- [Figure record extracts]
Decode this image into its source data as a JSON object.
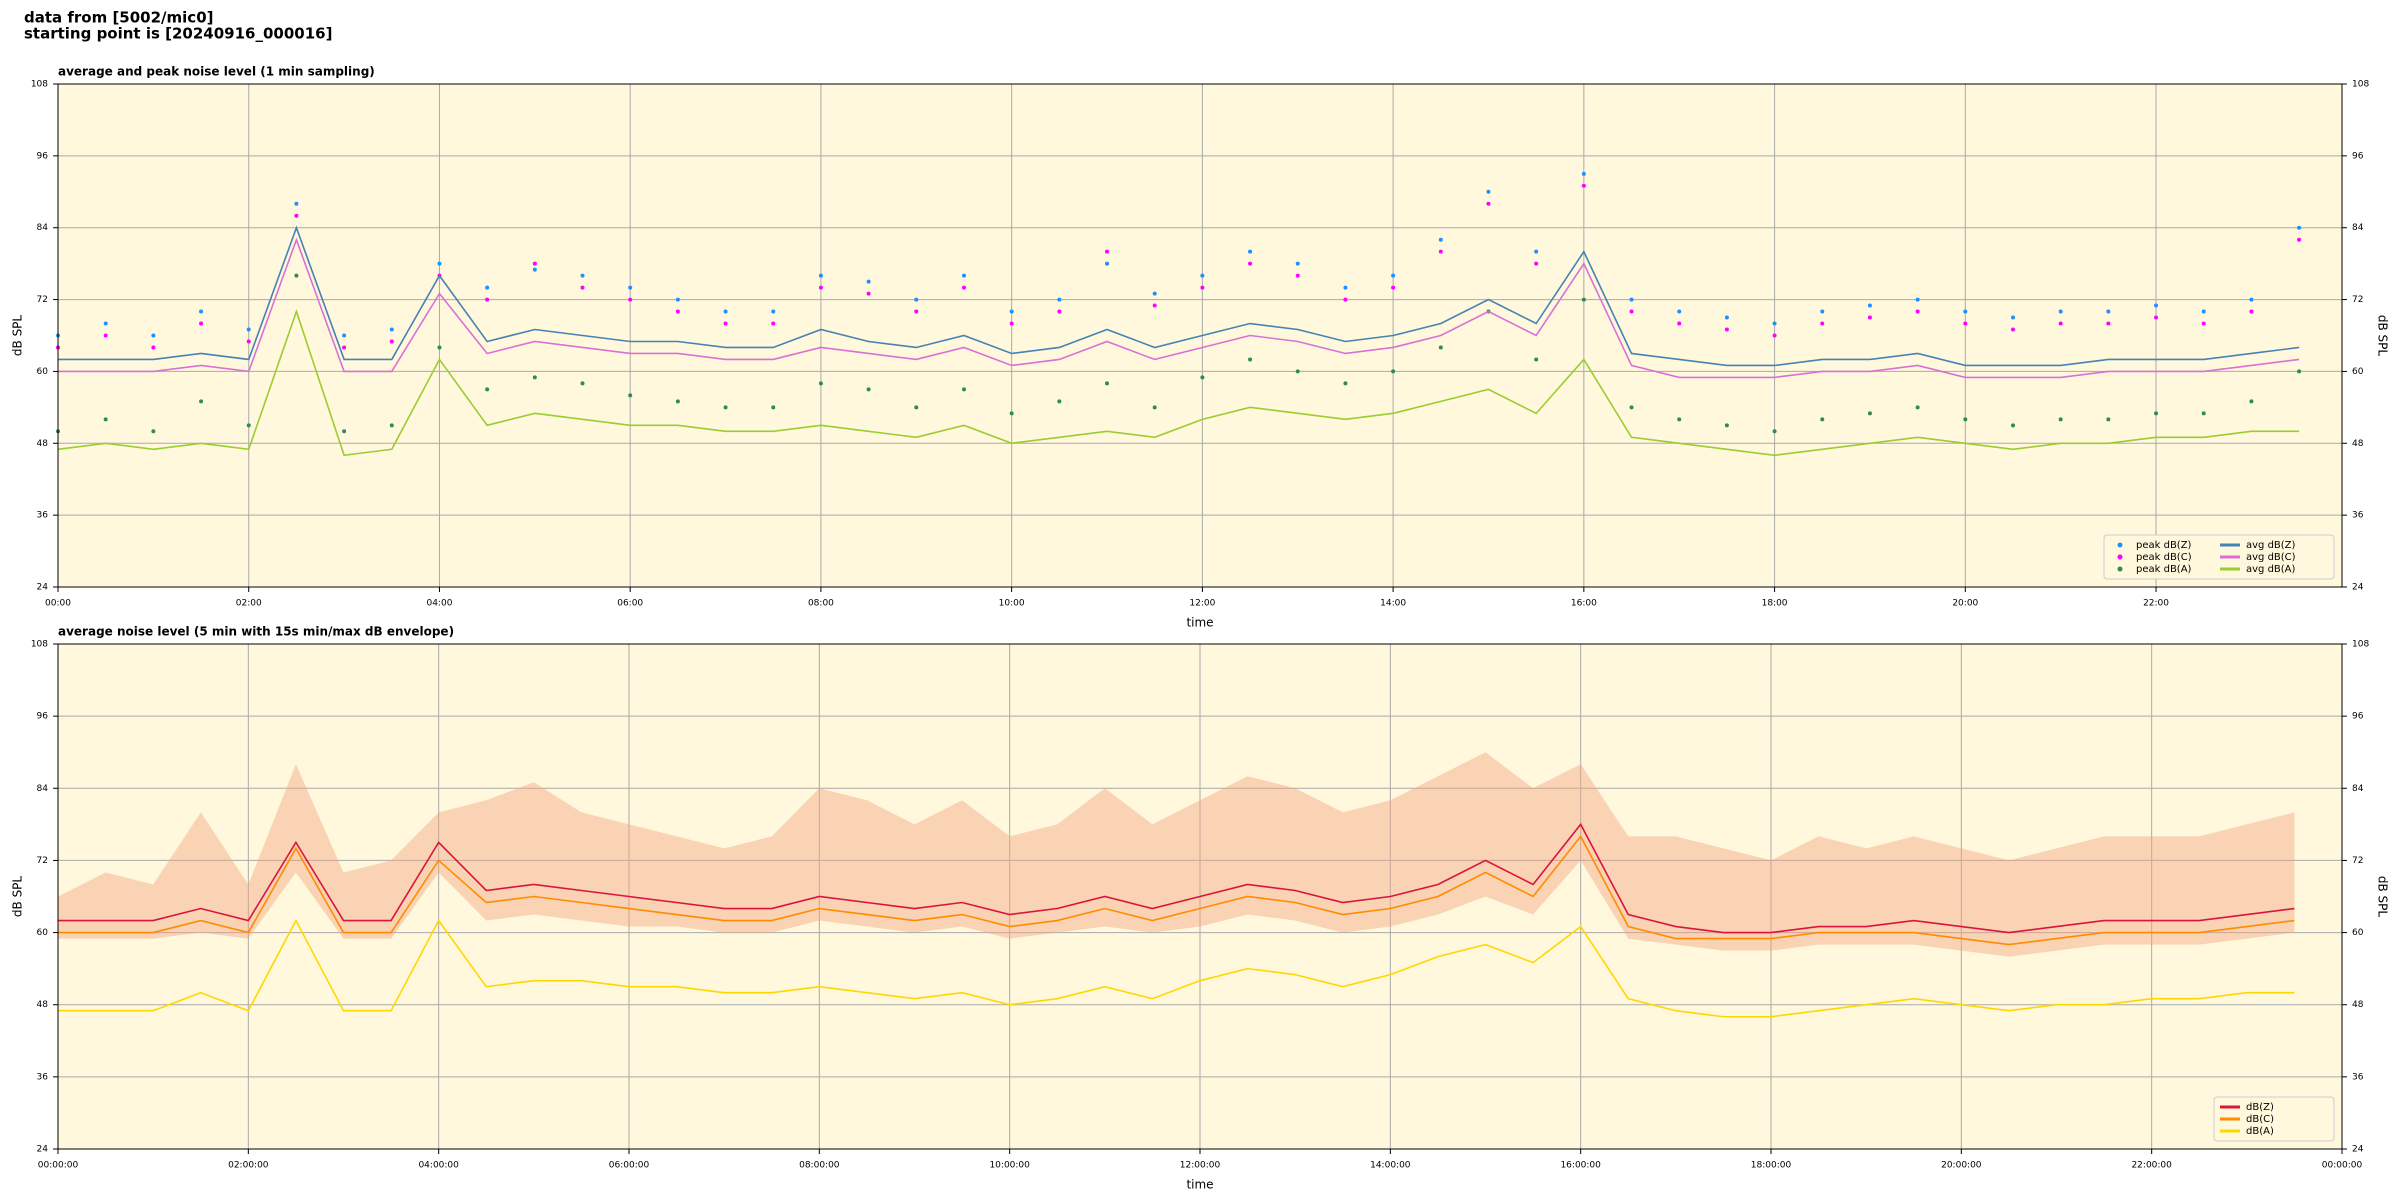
{
  "header": {
    "line1": "data from [5002/mic0]",
    "line2": "starting point is [20240916_000016]"
  },
  "chart_data": [
    {
      "type": "line",
      "title": "average and peak noise level (1 min sampling)",
      "xlabel": "time",
      "ylabel": "dB SPL",
      "x": [
        0,
        0.5,
        1,
        1.5,
        2,
        2.5,
        3,
        3.5,
        4,
        4.5,
        5,
        5.5,
        6,
        6.5,
        7,
        7.5,
        8,
        8.5,
        9,
        9.5,
        10,
        10.5,
        11,
        11.5,
        12,
        12.5,
        13,
        13.5,
        14,
        14.5,
        15,
        15.5,
        16,
        16.5,
        17,
        17.5,
        18,
        18.5,
        19,
        19.5,
        20,
        20.5,
        21,
        21.5,
        22,
        22.5,
        23,
        23.5
      ],
      "xlim": [
        0,
        23.95
      ],
      "ylim": [
        24,
        108
      ],
      "yticks": [
        24,
        36,
        48,
        60,
        72,
        84,
        96,
        108
      ],
      "xticks": [
        {
          "value": 0,
          "label": "00:00"
        },
        {
          "value": 2,
          "label": "02:00"
        },
        {
          "value": 4,
          "label": "04:00"
        },
        {
          "value": 6,
          "label": "06:00"
        },
        {
          "value": 8,
          "label": "08:00"
        },
        {
          "value": 10,
          "label": "10:00"
        },
        {
          "value": 12,
          "label": "12:00"
        },
        {
          "value": 14,
          "label": "14:00"
        },
        {
          "value": 16,
          "label": "16:00"
        },
        {
          "value": 18,
          "label": "18:00"
        },
        {
          "value": 20,
          "label": "20:00"
        },
        {
          "value": 22,
          "label": "22:00"
        }
      ],
      "grid": true,
      "legend": "lower right",
      "background": "#fff8dc",
      "series": [
        {
          "name": "peak dB(Z)",
          "mode": "markers",
          "color": "#1e90ff",
          "values": [
            66,
            68,
            66,
            70,
            67,
            88,
            66,
            67,
            78,
            74,
            77,
            76,
            74,
            72,
            70,
            70,
            76,
            75,
            72,
            76,
            70,
            72,
            78,
            73,
            76,
            80,
            78,
            74,
            76,
            82,
            90,
            80,
            93,
            72,
            70,
            69,
            68,
            70,
            71,
            72,
            70,
            69,
            70,
            70,
            71,
            70,
            72,
            84
          ]
        },
        {
          "name": "peak dB(C)",
          "mode": "markers",
          "color": "#ff00ff",
          "values": [
            64,
            66,
            64,
            68,
            65,
            86,
            64,
            65,
            76,
            72,
            78,
            74,
            72,
            70,
            68,
            68,
            74,
            73,
            70,
            74,
            68,
            70,
            80,
            71,
            74,
            78,
            76,
            72,
            74,
            80,
            88,
            78,
            91,
            70,
            68,
            67,
            66,
            68,
            69,
            70,
            68,
            67,
            68,
            68,
            69,
            68,
            70,
            82
          ]
        },
        {
          "name": "peak dB(A)",
          "mode": "markers",
          "color": "#2e8b57",
          "values": [
            50,
            52,
            50,
            55,
            51,
            76,
            50,
            51,
            64,
            57,
            59,
            58,
            56,
            55,
            54,
            54,
            58,
            57,
            54,
            57,
            53,
            55,
            58,
            54,
            59,
            62,
            60,
            58,
            60,
            64,
            70,
            62,
            72,
            54,
            52,
            51,
            50,
            52,
            53,
            54,
            52,
            51,
            52,
            52,
            53,
            53,
            55,
            60
          ]
        },
        {
          "name": "avg dB(Z)",
          "mode": "line",
          "color": "#4682b4",
          "values": [
            62,
            62,
            62,
            63,
            62,
            84,
            62,
            62,
            76,
            65,
            67,
            66,
            65,
            65,
            64,
            64,
            67,
            65,
            64,
            66,
            63,
            64,
            67,
            64,
            66,
            68,
            67,
            65,
            66,
            68,
            72,
            68,
            80,
            63,
            62,
            61,
            61,
            62,
            62,
            63,
            61,
            61,
            61,
            62,
            62,
            62,
            63,
            64
          ]
        },
        {
          "name": "avg dB(C)",
          "mode": "line",
          "color": "#da70d6",
          "values": [
            60,
            60,
            60,
            61,
            60,
            82,
            60,
            60,
            73,
            63,
            65,
            64,
            63,
            63,
            62,
            62,
            64,
            63,
            62,
            64,
            61,
            62,
            65,
            62,
            64,
            66,
            65,
            63,
            64,
            66,
            70,
            66,
            78,
            61,
            59,
            59,
            59,
            60,
            60,
            61,
            59,
            59,
            59,
            60,
            60,
            60,
            61,
            62
          ]
        },
        {
          "name": "avg dB(A)",
          "mode": "line",
          "color": "#9acd32",
          "values": [
            47,
            48,
            47,
            48,
            47,
            70,
            46,
            47,
            62,
            51,
            53,
            52,
            51,
            51,
            50,
            50,
            51,
            50,
            49,
            51,
            48,
            49,
            50,
            49,
            52,
            54,
            53,
            52,
            53,
            55,
            57,
            53,
            62,
            49,
            48,
            47,
            46,
            47,
            48,
            49,
            48,
            47,
            48,
            48,
            49,
            49,
            50,
            50
          ]
        }
      ]
    },
    {
      "type": "line",
      "title": "average noise level (5 min with 15s min/max dB envelope)",
      "xlabel": "time",
      "ylabel": "dB SPL",
      "x": [
        0,
        0.5,
        1,
        1.5,
        2,
        2.5,
        3,
        3.5,
        4,
        4.5,
        5,
        5.5,
        6,
        6.5,
        7,
        7.5,
        8,
        8.5,
        9,
        9.5,
        10,
        10.5,
        11,
        11.5,
        12,
        12.5,
        13,
        13.5,
        14,
        14.5,
        15,
        15.5,
        16,
        16.5,
        17,
        17.5,
        18,
        18.5,
        19,
        19.5,
        20,
        20.5,
        21,
        21.5,
        22,
        22.5,
        23,
        23.5
      ],
      "xlim": [
        0,
        24
      ],
      "ylim": [
        24,
        108
      ],
      "yticks": [
        24,
        36,
        48,
        60,
        72,
        84,
        96,
        108
      ],
      "xticks": [
        {
          "value": 0,
          "label": "00:00:00"
        },
        {
          "value": 2,
          "label": "02:00:00"
        },
        {
          "value": 4,
          "label": "04:00:00"
        },
        {
          "value": 6,
          "label": "06:00:00"
        },
        {
          "value": 8,
          "label": "08:00:00"
        },
        {
          "value": 10,
          "label": "10:00:00"
        },
        {
          "value": 12,
          "label": "12:00:00"
        },
        {
          "value": 14,
          "label": "14:00:00"
        },
        {
          "value": 16,
          "label": "16:00:00"
        },
        {
          "value": 18,
          "label": "18:00:00"
        },
        {
          "value": 20,
          "label": "20:00:00"
        },
        {
          "value": 22,
          "label": "22:00:00"
        },
        {
          "value": 24,
          "label": "00:00:00"
        }
      ],
      "grid": true,
      "legend": "lower right",
      "background": "#fff8dc",
      "envelope": {
        "color": "#f4a582",
        "low": [
          59,
          59,
          59,
          60,
          59,
          70,
          59,
          59,
          70,
          62,
          63,
          62,
          61,
          61,
          60,
          60,
          62,
          61,
          60,
          61,
          59,
          60,
          61,
          60,
          61,
          63,
          62,
          60,
          61,
          63,
          66,
          63,
          72,
          59,
          58,
          57,
          57,
          58,
          58,
          58,
          57,
          56,
          57,
          58,
          58,
          58,
          59,
          60
        ],
        "high": [
          66,
          70,
          68,
          80,
          68,
          88,
          70,
          72,
          80,
          82,
          85,
          80,
          78,
          76,
          74,
          76,
          84,
          82,
          78,
          82,
          76,
          78,
          84,
          78,
          82,
          86,
          84,
          80,
          82,
          86,
          90,
          84,
          88,
          76,
          76,
          74,
          72,
          76,
          74,
          76,
          74,
          72,
          74,
          76,
          76,
          76,
          78,
          80
        ]
      },
      "series": [
        {
          "name": "dB(Z)",
          "mode": "line",
          "color": "#dc143c",
          "values": [
            62,
            62,
            62,
            64,
            62,
            75,
            62,
            62,
            75,
            67,
            68,
            67,
            66,
            65,
            64,
            64,
            66,
            65,
            64,
            65,
            63,
            64,
            66,
            64,
            66,
            68,
            67,
            65,
            66,
            68,
            72,
            68,
            78,
            63,
            61,
            60,
            60,
            61,
            61,
            62,
            61,
            60,
            61,
            62,
            62,
            62,
            63,
            64
          ]
        },
        {
          "name": "dB(C)",
          "mode": "line",
          "color": "#ff8c00",
          "values": [
            60,
            60,
            60,
            62,
            60,
            74,
            60,
            60,
            72,
            65,
            66,
            65,
            64,
            63,
            62,
            62,
            64,
            63,
            62,
            63,
            61,
            62,
            64,
            62,
            64,
            66,
            65,
            63,
            64,
            66,
            70,
            66,
            76,
            61,
            59,
            59,
            59,
            60,
            60,
            60,
            59,
            58,
            59,
            60,
            60,
            60,
            61,
            62
          ]
        },
        {
          "name": "dB(A)",
          "mode": "line",
          "color": "#ffd700",
          "values": [
            47,
            47,
            47,
            50,
            47,
            62,
            47,
            47,
            62,
            51,
            52,
            52,
            51,
            51,
            50,
            50,
            51,
            50,
            49,
            50,
            48,
            49,
            51,
            49,
            52,
            54,
            53,
            51,
            53,
            56,
            58,
            55,
            61,
            49,
            47,
            46,
            46,
            47,
            48,
            49,
            48,
            47,
            48,
            48,
            49,
            49,
            50,
            50
          ]
        }
      ]
    }
  ]
}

- [Request]
Find the word "color" in the entries above and gather every line that holds it.

- [Result]
          "color": "#1e90ff",
          "color": "#ff00ff",
          "color": "#2e8b57",
          "color": "#4682b4",
          "color": "#da70d6",
          "color": "#9acd32",
        "color": "#f4a582",
          "color": "#dc143c",
          "color": "#ff8c00",
          "color": "#ffd700",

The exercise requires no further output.